• Exercise task
Below is a set of records; print all of them exactly as written.

• Excerpted data
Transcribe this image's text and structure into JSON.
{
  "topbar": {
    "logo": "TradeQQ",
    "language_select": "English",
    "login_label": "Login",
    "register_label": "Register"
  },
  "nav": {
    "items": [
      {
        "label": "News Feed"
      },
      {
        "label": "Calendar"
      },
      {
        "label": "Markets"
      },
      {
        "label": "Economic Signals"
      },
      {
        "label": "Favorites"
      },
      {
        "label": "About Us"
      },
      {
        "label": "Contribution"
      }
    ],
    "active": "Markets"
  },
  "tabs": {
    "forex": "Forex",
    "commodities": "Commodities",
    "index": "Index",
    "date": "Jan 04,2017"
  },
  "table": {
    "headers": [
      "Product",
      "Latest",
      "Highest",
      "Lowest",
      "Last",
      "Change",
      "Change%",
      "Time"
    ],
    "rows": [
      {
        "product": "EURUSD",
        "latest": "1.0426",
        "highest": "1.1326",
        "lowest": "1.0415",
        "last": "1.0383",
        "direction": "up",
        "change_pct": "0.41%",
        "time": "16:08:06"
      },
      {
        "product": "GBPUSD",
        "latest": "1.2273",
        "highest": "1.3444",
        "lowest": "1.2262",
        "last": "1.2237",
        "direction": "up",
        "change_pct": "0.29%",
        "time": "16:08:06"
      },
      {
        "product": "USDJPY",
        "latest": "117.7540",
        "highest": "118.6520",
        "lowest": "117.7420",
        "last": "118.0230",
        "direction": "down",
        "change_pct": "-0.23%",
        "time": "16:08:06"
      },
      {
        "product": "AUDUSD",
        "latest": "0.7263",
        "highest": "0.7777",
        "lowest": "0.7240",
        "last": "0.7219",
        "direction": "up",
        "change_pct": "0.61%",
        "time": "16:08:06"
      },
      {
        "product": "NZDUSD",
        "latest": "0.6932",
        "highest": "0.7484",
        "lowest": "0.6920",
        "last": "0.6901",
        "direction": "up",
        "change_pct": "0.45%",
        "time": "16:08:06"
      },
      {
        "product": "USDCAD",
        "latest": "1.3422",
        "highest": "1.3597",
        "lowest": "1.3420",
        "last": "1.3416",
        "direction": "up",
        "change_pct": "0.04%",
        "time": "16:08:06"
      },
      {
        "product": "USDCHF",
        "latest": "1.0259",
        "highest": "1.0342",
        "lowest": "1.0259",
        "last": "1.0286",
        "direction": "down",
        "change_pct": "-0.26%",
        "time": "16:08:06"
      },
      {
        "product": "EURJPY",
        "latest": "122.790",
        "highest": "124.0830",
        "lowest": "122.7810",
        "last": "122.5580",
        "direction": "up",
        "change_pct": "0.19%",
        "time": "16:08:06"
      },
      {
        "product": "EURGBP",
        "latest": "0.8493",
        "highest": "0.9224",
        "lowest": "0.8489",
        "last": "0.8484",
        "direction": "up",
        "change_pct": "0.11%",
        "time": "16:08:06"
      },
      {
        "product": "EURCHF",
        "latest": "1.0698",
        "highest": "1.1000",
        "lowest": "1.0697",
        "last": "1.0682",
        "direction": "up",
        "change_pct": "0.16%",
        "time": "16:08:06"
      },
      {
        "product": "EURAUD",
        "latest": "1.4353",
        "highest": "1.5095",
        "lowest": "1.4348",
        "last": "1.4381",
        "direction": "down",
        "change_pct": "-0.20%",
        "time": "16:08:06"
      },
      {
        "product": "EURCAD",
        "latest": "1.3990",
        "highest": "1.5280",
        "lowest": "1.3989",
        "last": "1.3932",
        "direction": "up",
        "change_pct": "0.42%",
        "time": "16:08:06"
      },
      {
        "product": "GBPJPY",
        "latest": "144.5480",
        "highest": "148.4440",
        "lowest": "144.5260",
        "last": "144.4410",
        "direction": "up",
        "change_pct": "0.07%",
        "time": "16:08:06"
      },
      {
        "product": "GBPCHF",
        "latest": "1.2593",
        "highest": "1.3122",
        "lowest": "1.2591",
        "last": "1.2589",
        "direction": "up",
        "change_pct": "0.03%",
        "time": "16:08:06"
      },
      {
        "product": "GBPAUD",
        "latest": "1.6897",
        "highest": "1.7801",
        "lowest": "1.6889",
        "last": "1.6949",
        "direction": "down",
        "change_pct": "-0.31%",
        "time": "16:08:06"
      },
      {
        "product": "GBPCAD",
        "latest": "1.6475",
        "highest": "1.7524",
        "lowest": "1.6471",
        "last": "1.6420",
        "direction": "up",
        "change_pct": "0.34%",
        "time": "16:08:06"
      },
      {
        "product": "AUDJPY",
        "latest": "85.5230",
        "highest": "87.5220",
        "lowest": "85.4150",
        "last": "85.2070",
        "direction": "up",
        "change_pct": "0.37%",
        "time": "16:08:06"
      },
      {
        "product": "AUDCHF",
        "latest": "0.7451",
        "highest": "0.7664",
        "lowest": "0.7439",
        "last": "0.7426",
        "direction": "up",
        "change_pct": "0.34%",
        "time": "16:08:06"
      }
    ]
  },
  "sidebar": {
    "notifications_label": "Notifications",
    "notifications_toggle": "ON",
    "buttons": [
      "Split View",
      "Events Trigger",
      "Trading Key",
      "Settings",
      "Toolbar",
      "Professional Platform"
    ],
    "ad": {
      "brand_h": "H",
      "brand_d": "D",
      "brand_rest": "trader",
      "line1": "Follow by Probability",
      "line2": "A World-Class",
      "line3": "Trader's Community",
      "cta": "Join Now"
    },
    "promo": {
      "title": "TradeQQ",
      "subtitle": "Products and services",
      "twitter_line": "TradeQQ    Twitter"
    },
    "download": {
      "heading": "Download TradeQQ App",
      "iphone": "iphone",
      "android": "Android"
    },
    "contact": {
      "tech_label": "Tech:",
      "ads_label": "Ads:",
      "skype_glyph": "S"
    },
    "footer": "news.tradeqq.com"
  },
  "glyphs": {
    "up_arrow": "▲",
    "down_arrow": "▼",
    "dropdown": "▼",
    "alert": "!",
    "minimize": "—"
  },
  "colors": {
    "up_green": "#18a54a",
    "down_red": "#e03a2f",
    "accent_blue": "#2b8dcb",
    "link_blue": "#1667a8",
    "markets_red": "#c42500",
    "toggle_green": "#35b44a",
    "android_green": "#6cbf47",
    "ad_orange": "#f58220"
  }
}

• Exercise solution
Transcribe this image's text and structure into JSON.
{
  "topbar": {
    "logo": "TradeQQ",
    "language_select": "English",
    "login_label": "Login",
    "register_label": "Register"
  },
  "nav": {
    "items": [
      {
        "label": "News Feed"
      },
      {
        "label": "Calendar"
      },
      {
        "label": "Markets"
      },
      {
        "label": "Economic Signals"
      },
      {
        "label": "Favorites"
      },
      {
        "label": "About Us"
      },
      {
        "label": "Contribution"
      }
    ],
    "active": "Markets"
  },
  "tabs": {
    "forex": "Forex",
    "commodities": "Commodities",
    "index": "Index",
    "date": "Jan 04,2017"
  },
  "table": {
    "headers": [
      "Product",
      "Latest",
      "Highest",
      "Lowest",
      "Last",
      "Change",
      "Change%",
      "Time"
    ],
    "rows": [
      {
        "product": "EURUSD",
        "latest": "1.0426",
        "highest": "1.1326",
        "lowest": "1.0415",
        "last": "1.0383",
        "direction": "up",
        "change_pct": "0.41%",
        "time": "16:08:06"
      },
      {
        "product": "GBPUSD",
        "latest": "1.2273",
        "highest": "1.3444",
        "lowest": "1.2262",
        "last": "1.2237",
        "direction": "up",
        "change_pct": "0.29%",
        "time": "16:08:06"
      },
      {
        "product": "USDJPY",
        "latest": "117.7540",
        "highest": "118.6520",
        "lowest": "117.7420",
        "last": "118.0230",
        "direction": "down",
        "change_pct": "-0.23%",
        "time": "16:08:06"
      },
      {
        "product": "AUDUSD",
        "latest": "0.7263",
        "highest": "0.7777",
        "lowest": "0.7240",
        "last": "0.7219",
        "direction": "up",
        "change_pct": "0.61%",
        "time": "16:08:06"
      },
      {
        "product": "NZDUSD",
        "latest": "0.6932",
        "highest": "0.7484",
        "lowest": "0.6920",
        "last": "0.6901",
        "direction": "up",
        "change_pct": "0.45%",
        "time": "16:08:06"
      },
      {
        "product": "USDCAD",
        "latest": "1.3422",
        "highest": "1.3597",
        "lowest": "1.3420",
        "last": "1.3416",
        "direction": "up",
        "change_pct": "0.04%",
        "time": "16:08:06"
      },
      {
        "product": "USDCHF",
        "latest": "1.0259",
        "highest": "1.0342",
        "lowest": "1.0259",
        "last": "1.0286",
        "direction": "down",
        "change_pct": "-0.26%",
        "time": "16:08:06"
      },
      {
        "product": "EURJPY",
        "latest": "122.790",
        "highest": "124.0830",
        "lowest": "122.7810",
        "last": "122.5580",
        "direction": "up",
        "change_pct": "0.19%",
        "time": "16:08:06"
      },
      {
        "product": "EURGBP",
        "latest": "0.8493",
        "highest": "0.9224",
        "lowest": "0.8489",
        "last": "0.8484",
        "direction": "up",
        "change_pct": "0.11%",
        "time": "16:08:06"
      },
      {
        "product": "EURCHF",
        "latest": "1.0698",
        "highest": "1.1000",
        "lowest": "1.0697",
        "last": "1.0682",
        "direction": "up",
        "change_pct": "0.16%",
        "time": "16:08:06"
      },
      {
        "product": "EURAUD",
        "latest": "1.4353",
        "highest": "1.5095",
        "lowest": "1.4348",
        "last": "1.4381",
        "direction": "down",
        "change_pct": "-0.20%",
        "time": "16:08:06"
      },
      {
        "product": "EURCAD",
        "latest": "1.3990",
        "highest": "1.5280",
        "lowest": "1.3989",
        "last": "1.3932",
        "direction": "up",
        "change_pct": "0.42%",
        "time": "16:08:06"
      },
      {
        "product": "GBPJPY",
        "latest": "144.5480",
        "highest": "148.4440",
        "lowest": "144.5260",
        "last": "144.4410",
        "direction": "up",
        "change_pct": "0.07%",
        "time": "16:08:06"
      },
      {
        "product": "GBPCHF",
        "latest": "1.2593",
        "highest": "1.3122",
        "lowest": "1.2591",
        "last": "1.2589",
        "direction": "up",
        "change_pct": "0.03%",
        "time": "16:08:06"
      },
      {
        "product": "GBPAUD",
        "latest": "1.6897",
        "highest": "1.7801",
        "lowest": "1.6889",
        "last": "1.6949",
        "direction": "down",
        "change_pct": "-0.31%",
        "time": "16:08:06"
      },
      {
        "product": "GBPCAD",
        "latest": "1.6475",
        "highest": "1.7524",
        "lowest": "1.6471",
        "last": "1.6420",
        "direction": "up",
        "change_pct": "0.34%",
        "time": "16:08:06"
      },
      {
        "product": "AUDJPY",
        "latest": "85.5230",
        "highest": "87.5220",
        "lowest": "85.4150",
        "last": "85.2070",
        "direction": "up",
        "change_pct": "0.37%",
        "time": "16:08:06"
      },
      {
        "product": "AUDCHF",
        "latest": "0.7451",
        "highest": "0.7664",
        "lowest": "0.7439",
        "last": "0.7426",
        "direction": "up",
        "change_pct": "0.34%",
        "time": "16:08:06"
      }
    ]
  },
  "sidebar": {
    "notifications_label": "Notifications",
    "notifications_toggle": "ON",
    "buttons": [
      "Split View",
      "Events Trigger",
      "Trading Key",
      "Settings",
      "Toolbar",
      "Professional Platform"
    ],
    "ad": {
      "brand_h": "H",
      "brand_d": "D",
      "brand_rest": "trader",
      "line1": "Follow by Probability",
      "line2": "A World-Class",
      "line3": "Trader's Community",
      "cta": "Join Now"
    },
    "promo": {
      "title": "TradeQQ",
      "subtitle": "Products and services",
      "twitter_line": "TradeQQ    Twitter"
    },
    "download": {
      "heading": "Download TradeQQ App",
      "iphone": "iphone",
      "android": "Android"
    },
    "contact": {
      "tech_label": "Tech:",
      "ads_label": "Ads:",
      "skype_glyph": "S"
    },
    "footer": "news.tradeqq.com"
  },
  "glyphs": {
    "up_arrow": "▲",
    "down_arrow": "▼",
    "dropdown": "▼",
    "alert": "!",
    "minimize": "—"
  },
  "colors": {
    "up_green": "#18a54a",
    "down_red": "#e03a2f",
    "accent_blue": "#2b8dcb",
    "link_blue": "#1667a8",
    "markets_red": "#c42500",
    "toggle_green": "#35b44a",
    "android_green": "#6cbf47",
    "ad_orange": "#f58220"
  }
}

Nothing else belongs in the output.